======== Information supplied ========

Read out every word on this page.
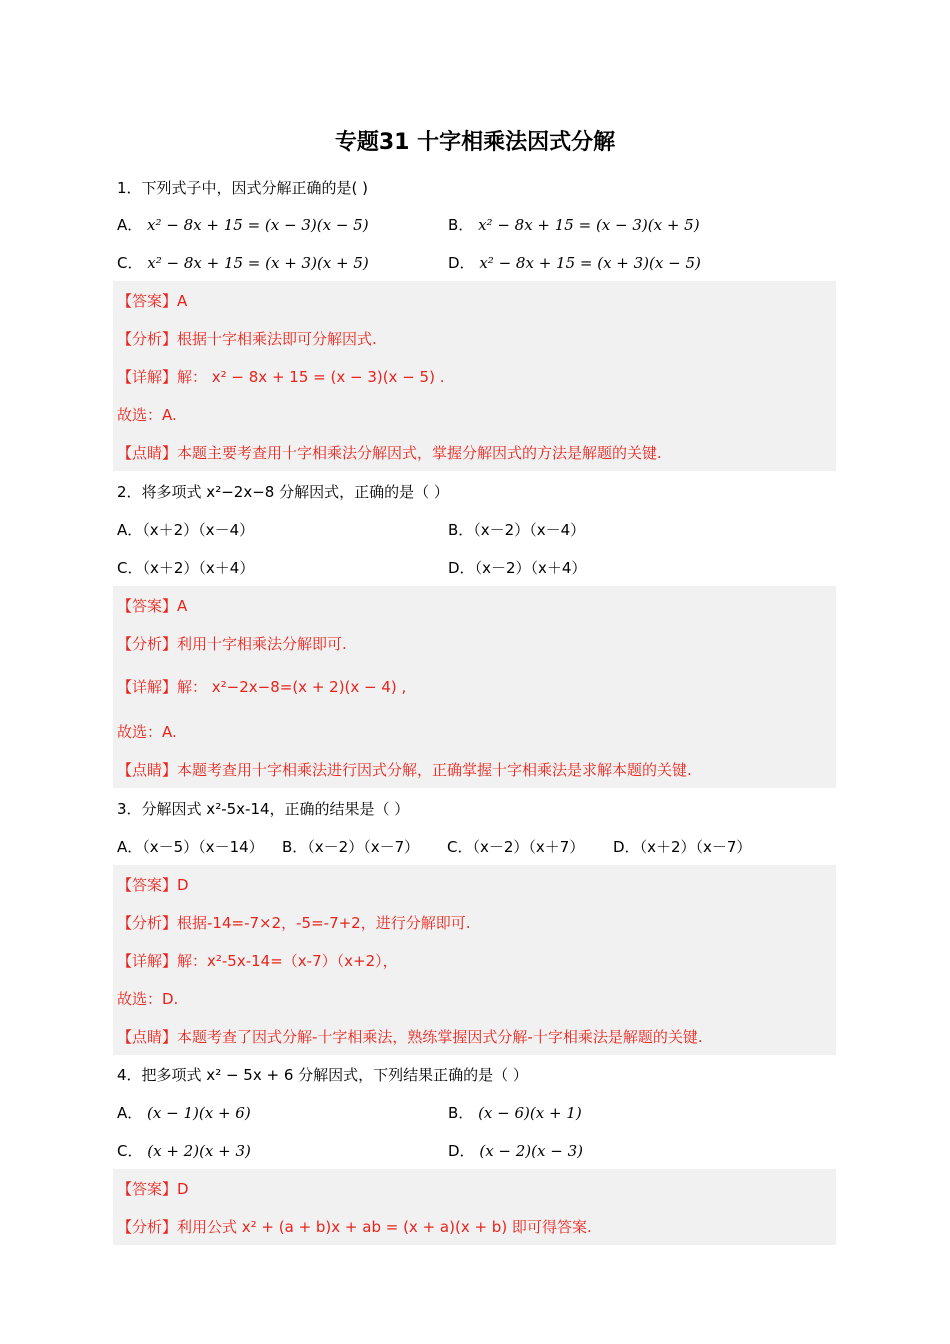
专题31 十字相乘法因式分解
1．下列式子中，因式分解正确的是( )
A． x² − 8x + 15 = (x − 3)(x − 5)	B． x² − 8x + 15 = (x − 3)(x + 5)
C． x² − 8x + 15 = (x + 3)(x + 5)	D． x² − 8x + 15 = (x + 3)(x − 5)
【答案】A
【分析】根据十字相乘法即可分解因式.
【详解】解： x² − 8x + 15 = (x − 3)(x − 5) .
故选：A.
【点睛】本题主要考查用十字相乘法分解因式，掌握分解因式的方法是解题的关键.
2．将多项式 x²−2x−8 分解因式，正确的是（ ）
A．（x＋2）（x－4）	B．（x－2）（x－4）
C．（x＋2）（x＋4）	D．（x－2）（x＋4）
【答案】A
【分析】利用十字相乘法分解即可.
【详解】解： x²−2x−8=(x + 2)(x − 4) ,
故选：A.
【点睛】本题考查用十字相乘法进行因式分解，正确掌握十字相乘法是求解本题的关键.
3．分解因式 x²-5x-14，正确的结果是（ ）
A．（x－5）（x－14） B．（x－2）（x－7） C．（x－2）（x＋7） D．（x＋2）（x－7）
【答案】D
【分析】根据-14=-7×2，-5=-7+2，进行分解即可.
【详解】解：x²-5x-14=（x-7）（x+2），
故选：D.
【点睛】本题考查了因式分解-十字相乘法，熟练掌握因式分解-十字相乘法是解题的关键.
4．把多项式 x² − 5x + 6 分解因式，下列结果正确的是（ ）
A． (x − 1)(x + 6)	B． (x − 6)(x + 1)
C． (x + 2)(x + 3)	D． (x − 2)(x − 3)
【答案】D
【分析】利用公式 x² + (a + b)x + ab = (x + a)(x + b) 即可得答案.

========
======== Information supplied ========

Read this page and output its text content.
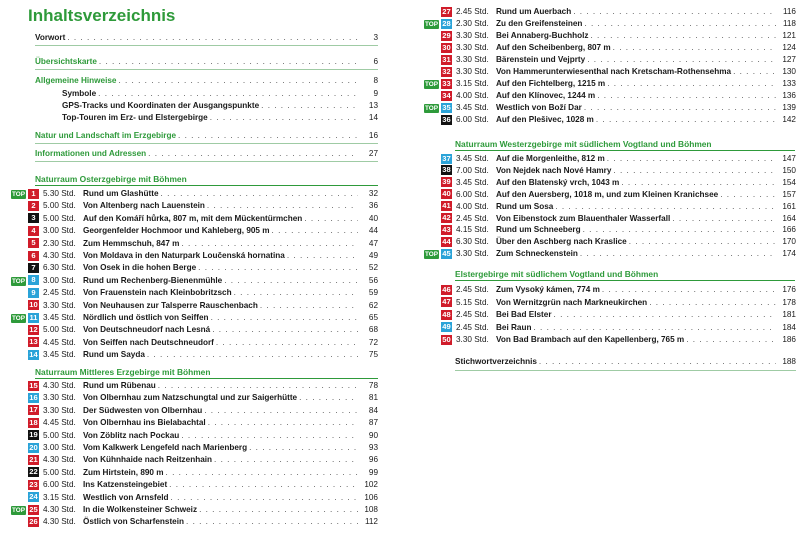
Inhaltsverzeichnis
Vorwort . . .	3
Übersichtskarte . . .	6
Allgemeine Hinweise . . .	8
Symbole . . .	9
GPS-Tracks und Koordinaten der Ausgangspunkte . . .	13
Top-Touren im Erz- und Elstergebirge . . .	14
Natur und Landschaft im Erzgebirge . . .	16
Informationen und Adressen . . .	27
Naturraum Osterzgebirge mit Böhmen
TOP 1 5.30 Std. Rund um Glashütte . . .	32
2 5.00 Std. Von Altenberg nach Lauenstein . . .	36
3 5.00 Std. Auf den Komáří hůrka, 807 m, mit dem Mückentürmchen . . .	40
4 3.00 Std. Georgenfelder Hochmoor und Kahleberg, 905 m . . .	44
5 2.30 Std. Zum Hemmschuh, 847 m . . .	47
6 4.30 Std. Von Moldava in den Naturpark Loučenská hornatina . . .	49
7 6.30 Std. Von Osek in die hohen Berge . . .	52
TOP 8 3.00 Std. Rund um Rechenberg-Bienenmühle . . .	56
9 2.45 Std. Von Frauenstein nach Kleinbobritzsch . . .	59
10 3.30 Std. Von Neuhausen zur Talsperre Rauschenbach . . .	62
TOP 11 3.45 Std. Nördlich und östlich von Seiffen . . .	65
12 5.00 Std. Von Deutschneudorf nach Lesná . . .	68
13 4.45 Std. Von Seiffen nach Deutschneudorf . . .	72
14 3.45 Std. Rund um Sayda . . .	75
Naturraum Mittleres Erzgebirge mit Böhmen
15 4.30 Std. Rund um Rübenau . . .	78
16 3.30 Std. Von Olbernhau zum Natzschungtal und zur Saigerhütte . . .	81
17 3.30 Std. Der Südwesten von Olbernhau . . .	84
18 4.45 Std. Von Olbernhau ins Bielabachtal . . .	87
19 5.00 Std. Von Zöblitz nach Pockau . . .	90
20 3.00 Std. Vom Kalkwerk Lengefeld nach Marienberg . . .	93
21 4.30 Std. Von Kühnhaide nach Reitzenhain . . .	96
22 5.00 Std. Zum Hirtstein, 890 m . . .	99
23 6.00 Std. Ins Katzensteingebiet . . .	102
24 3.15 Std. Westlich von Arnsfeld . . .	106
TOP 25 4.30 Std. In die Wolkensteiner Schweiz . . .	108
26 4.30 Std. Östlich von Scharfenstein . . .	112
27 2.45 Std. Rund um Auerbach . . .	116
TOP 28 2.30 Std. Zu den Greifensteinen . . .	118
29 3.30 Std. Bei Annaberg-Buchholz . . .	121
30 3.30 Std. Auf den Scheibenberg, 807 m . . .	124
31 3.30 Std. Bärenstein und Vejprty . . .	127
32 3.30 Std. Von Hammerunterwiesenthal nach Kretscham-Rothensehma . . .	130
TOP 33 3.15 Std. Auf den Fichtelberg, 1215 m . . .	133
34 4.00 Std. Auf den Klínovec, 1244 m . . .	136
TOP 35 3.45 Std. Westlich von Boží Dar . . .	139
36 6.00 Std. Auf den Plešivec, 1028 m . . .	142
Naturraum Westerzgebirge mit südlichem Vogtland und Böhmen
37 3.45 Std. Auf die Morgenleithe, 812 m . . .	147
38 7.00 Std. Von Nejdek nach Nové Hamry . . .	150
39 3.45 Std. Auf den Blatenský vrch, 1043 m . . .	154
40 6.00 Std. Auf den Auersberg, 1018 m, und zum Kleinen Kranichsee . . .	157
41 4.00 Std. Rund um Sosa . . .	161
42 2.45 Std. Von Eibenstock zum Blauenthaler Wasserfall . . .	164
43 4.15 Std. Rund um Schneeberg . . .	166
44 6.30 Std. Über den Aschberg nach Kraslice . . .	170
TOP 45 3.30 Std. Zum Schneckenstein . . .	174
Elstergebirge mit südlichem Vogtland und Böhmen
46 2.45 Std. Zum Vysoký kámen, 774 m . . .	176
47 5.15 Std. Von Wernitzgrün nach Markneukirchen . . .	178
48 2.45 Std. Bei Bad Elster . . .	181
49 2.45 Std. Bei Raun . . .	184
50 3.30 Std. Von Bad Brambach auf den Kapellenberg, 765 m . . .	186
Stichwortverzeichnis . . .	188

========

_Required task:_ Show the lines from the data above that contain the string "Seiffen".

_Solution to this task:_
TOP 11 3.45 Std. Nördlich und östlich von Seiffen . . .	65
13 4.45 Std. Von Seiffen nach Deutschneudorf . . .	72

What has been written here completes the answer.